[Figure contents as structured data]
┄┄┄┄┄┄┄┄┄┄

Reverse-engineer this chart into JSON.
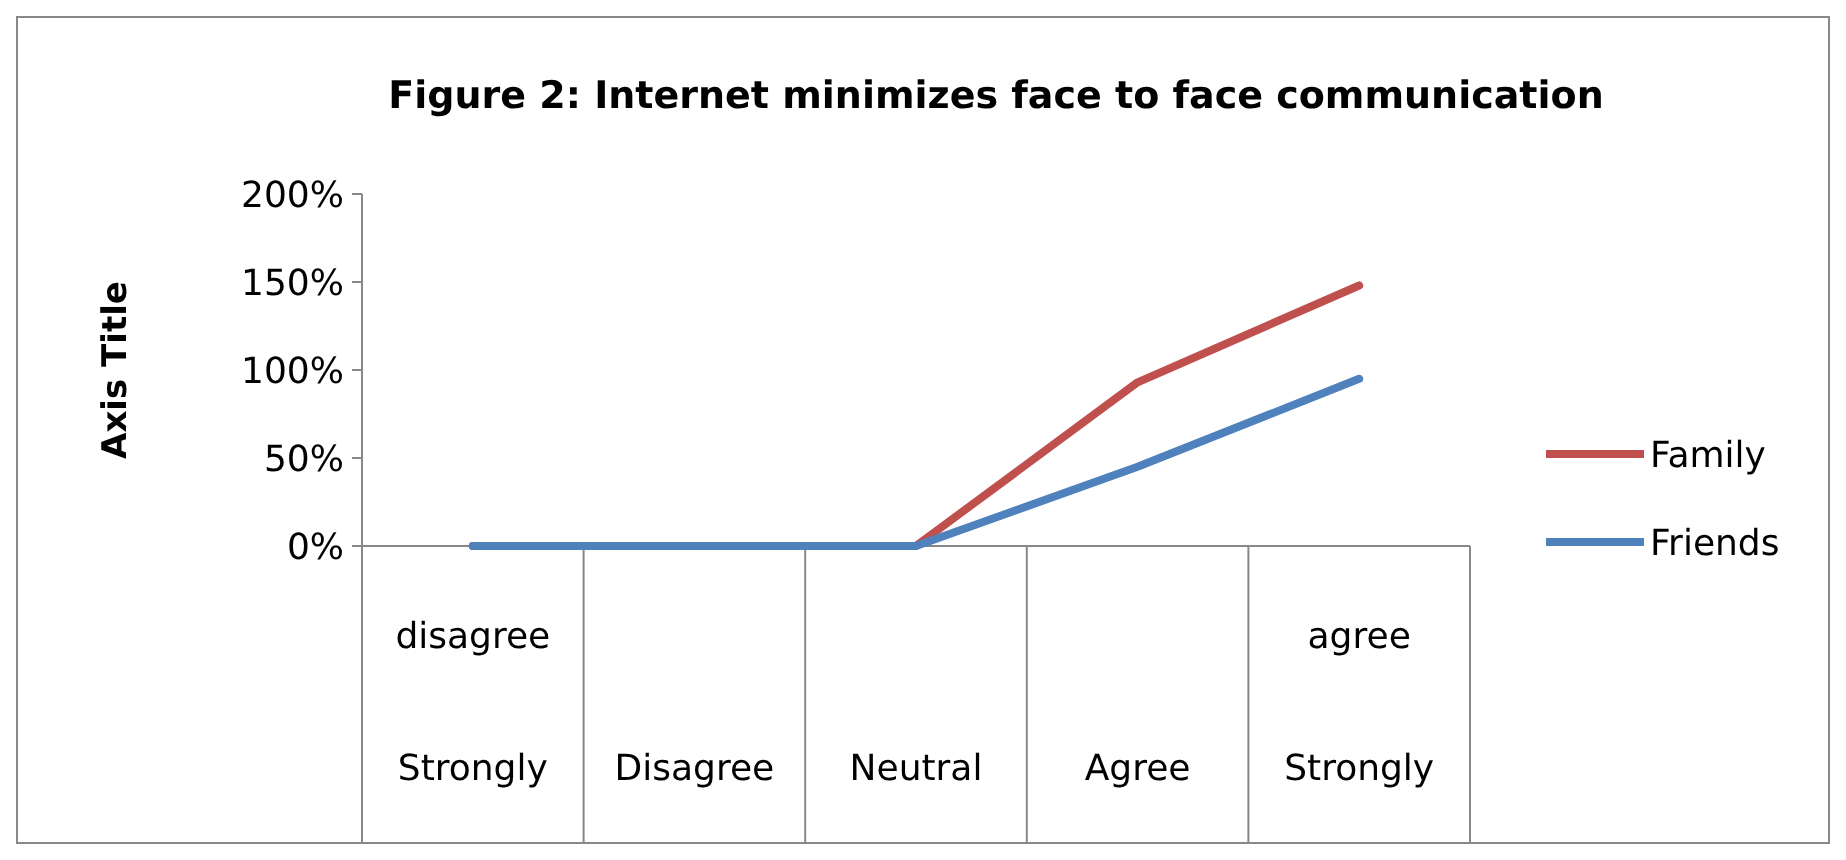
{
  "chart_data": {
    "type": "line",
    "title": "Figure 2: Internet minimizes face to face communication",
    "ylabel": "Axis Title",
    "categories": [
      "disagree\nStrongly",
      "\nDisagree",
      "\nNeutral",
      "\nAgree",
      "agree\nStrongly"
    ],
    "series": [
      {
        "name": "Family",
        "color": "#c0504d",
        "values": [
          0,
          0,
          0,
          93,
          148
        ]
      },
      {
        "name": "Friends",
        "color": "#4f81bd",
        "values": [
          0,
          0,
          0,
          45,
          95
        ]
      }
    ],
    "ylim": [
      0,
      200
    ],
    "yticks": [
      {
        "value": 0,
        "label": "0%"
      },
      {
        "value": 50,
        "label": "50%"
      },
      {
        "value": 100,
        "label": "100%"
      },
      {
        "value": 150,
        "label": "150%"
      },
      {
        "value": 200,
        "label": "200%"
      }
    ],
    "grid": false,
    "legend": "right",
    "marker": "none",
    "line_style": "solid"
  }
}
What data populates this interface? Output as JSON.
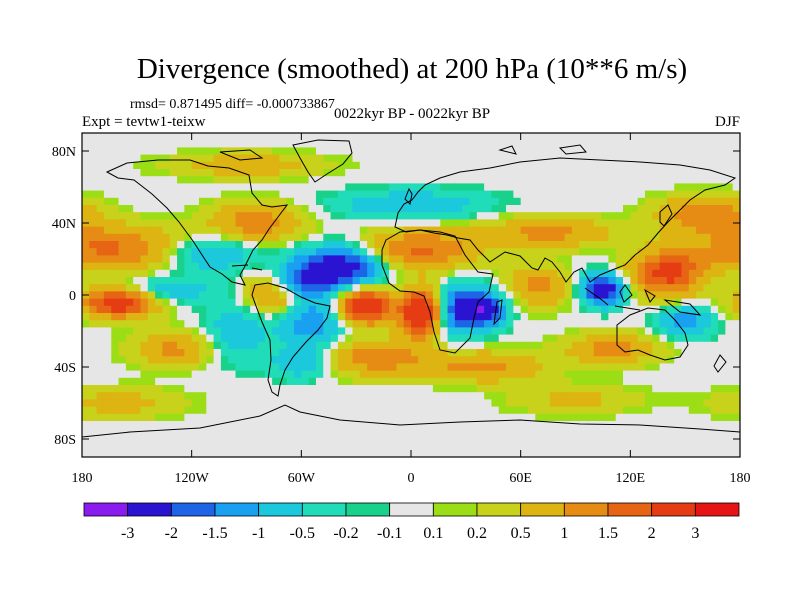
{
  "chart_data": {
    "type": "heatmap",
    "title": "Divergence (smoothed) at 200 hPa (10**6 m/s)",
    "stats_line": "rmsd= 0.871495 diff= -0.000733867",
    "left_label": "Expt = tevtw1-teixw",
    "center_label": "0022kyr BP - 0022kyr BP",
    "right_label": "DJF",
    "x_axis": {
      "range": [
        -180,
        180
      ],
      "ticks": [
        {
          "value": -180,
          "label": "180"
        },
        {
          "value": -120,
          "label": "120W"
        },
        {
          "value": -60,
          "label": "60W"
        },
        {
          "value": 0,
          "label": "0"
        },
        {
          "value": 60,
          "label": "60E"
        },
        {
          "value": 120,
          "label": "120E"
        },
        {
          "value": 180,
          "label": "180"
        }
      ]
    },
    "y_axis": {
      "range": [
        -90,
        90
      ],
      "ticks": [
        {
          "value": 80,
          "label": "80N"
        },
        {
          "value": 40,
          "label": "40N"
        },
        {
          "value": 0,
          "label": "0"
        },
        {
          "value": -40,
          "label": "40S"
        },
        {
          "value": -80,
          "label": "80S"
        }
      ]
    },
    "colorbar": {
      "colors": [
        "#8a1cf0",
        "#2a14d2",
        "#1e64e6",
        "#1aa0f0",
        "#1cc8dc",
        "#20dcb8",
        "#18d28c",
        "#e6e6e6",
        "#9cde16",
        "#c8d21a",
        "#ddb412",
        "#e68c14",
        "#e66414",
        "#e63c14",
        "#e61414"
      ],
      "labels": [
        "-3",
        "-2",
        "-1.5",
        "-1",
        "-0.5",
        "-0.2",
        "-0.1",
        "0.1",
        "0.2",
        "0.5",
        "1",
        "1.5",
        "2",
        "3"
      ]
    },
    "features": [
      {
        "lon": -165,
        "lat": 26,
        "amp": 1.6,
        "slon": 28,
        "slat": 9
      },
      {
        "lon": -160,
        "lat": -4,
        "amp": 2.6,
        "slon": 14,
        "slat": 6
      },
      {
        "lon": -110,
        "lat": 23,
        "amp": -1.1,
        "slon": 18,
        "slat": 7
      },
      {
        "lon": -130,
        "lat": -30,
        "amp": 1.1,
        "slon": 16,
        "slat": 7
      },
      {
        "lon": -135,
        "lat": 3,
        "amp": -0.9,
        "slon": 20,
        "slat": 5
      },
      {
        "lon": -85,
        "lat": 40,
        "amp": 1.3,
        "slon": 18,
        "slat": 8
      },
      {
        "lon": -75,
        "lat": 0,
        "amp": 1.4,
        "slon": 12,
        "slat": 8
      },
      {
        "lon": -95,
        "lat": -20,
        "amp": -0.9,
        "slon": 12,
        "slat": 12
      },
      {
        "lon": -55,
        "lat": -15,
        "amp": -1.5,
        "slon": 12,
        "slat": 10
      },
      {
        "lon": -40,
        "lat": 15,
        "amp": -2.8,
        "slon": 16,
        "slat": 8
      },
      {
        "lon": -60,
        "lat": 7,
        "amp": -1.6,
        "slon": 10,
        "slat": 6
      },
      {
        "lon": -25,
        "lat": -6,
        "amp": 2.9,
        "slon": 10,
        "slat": 7
      },
      {
        "lon": 5,
        "lat": -10,
        "amp": 3.0,
        "slon": 8,
        "slat": 9
      },
      {
        "lon": 5,
        "lat": 25,
        "amp": 1.6,
        "slon": 22,
        "slat": 8
      },
      {
        "lon": 25,
        "lat": -8,
        "amp": -1.8,
        "slon": 7,
        "slat": 10
      },
      {
        "lon": 40,
        "lat": -8,
        "amp": -2.8,
        "slon": 8,
        "slat": 7
      },
      {
        "lon": 75,
        "lat": 35,
        "amp": 1.2,
        "slon": 25,
        "slat": 6
      },
      {
        "lon": 70,
        "lat": 5,
        "amp": 1.2,
        "slon": 12,
        "slat": 8
      },
      {
        "lon": 105,
        "lat": 3,
        "amp": -2.8,
        "slon": 8,
        "slat": 6
      },
      {
        "lon": 140,
        "lat": 12,
        "amp": 2.2,
        "slon": 14,
        "slat": 9
      },
      {
        "lon": 150,
        "lat": -15,
        "amp": -1.4,
        "slon": 10,
        "slat": 6
      },
      {
        "lon": 110,
        "lat": -30,
        "amp": 1.2,
        "slon": 18,
        "slat": 6
      },
      {
        "lon": -20,
        "lat": -35,
        "amp": 1.3,
        "slon": 22,
        "slat": 7
      },
      {
        "lon": 40,
        "lat": -40,
        "amp": 1.2,
        "slon": 22,
        "slat": 6
      },
      {
        "lon": -60,
        "lat": -38,
        "amp": -1.0,
        "slon": 12,
        "slat": 6
      },
      {
        "lon": 0,
        "lat": 50,
        "amp": -0.9,
        "slon": 30,
        "slat": 6
      },
      {
        "lon": -90,
        "lat": 72,
        "amp": 0.8,
        "slon": 30,
        "slat": 5
      },
      {
        "lon": 160,
        "lat": 45,
        "amp": 1.4,
        "slon": 18,
        "slat": 7
      },
      {
        "lon": -160,
        "lat": -60,
        "amp": 0.7,
        "slon": 25,
        "slat": 6
      },
      {
        "lon": 90,
        "lat": -58,
        "amp": 0.6,
        "slon": 25,
        "slat": 6
      }
    ]
  }
}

┄┄┄┄┄┄┄┄┄┄

Find the string "nStrongly" in the listing and return every line that holds it.

> _EXPECTED ANSWER_
      "disagree\nStrongly",
      "agree\nStrongly"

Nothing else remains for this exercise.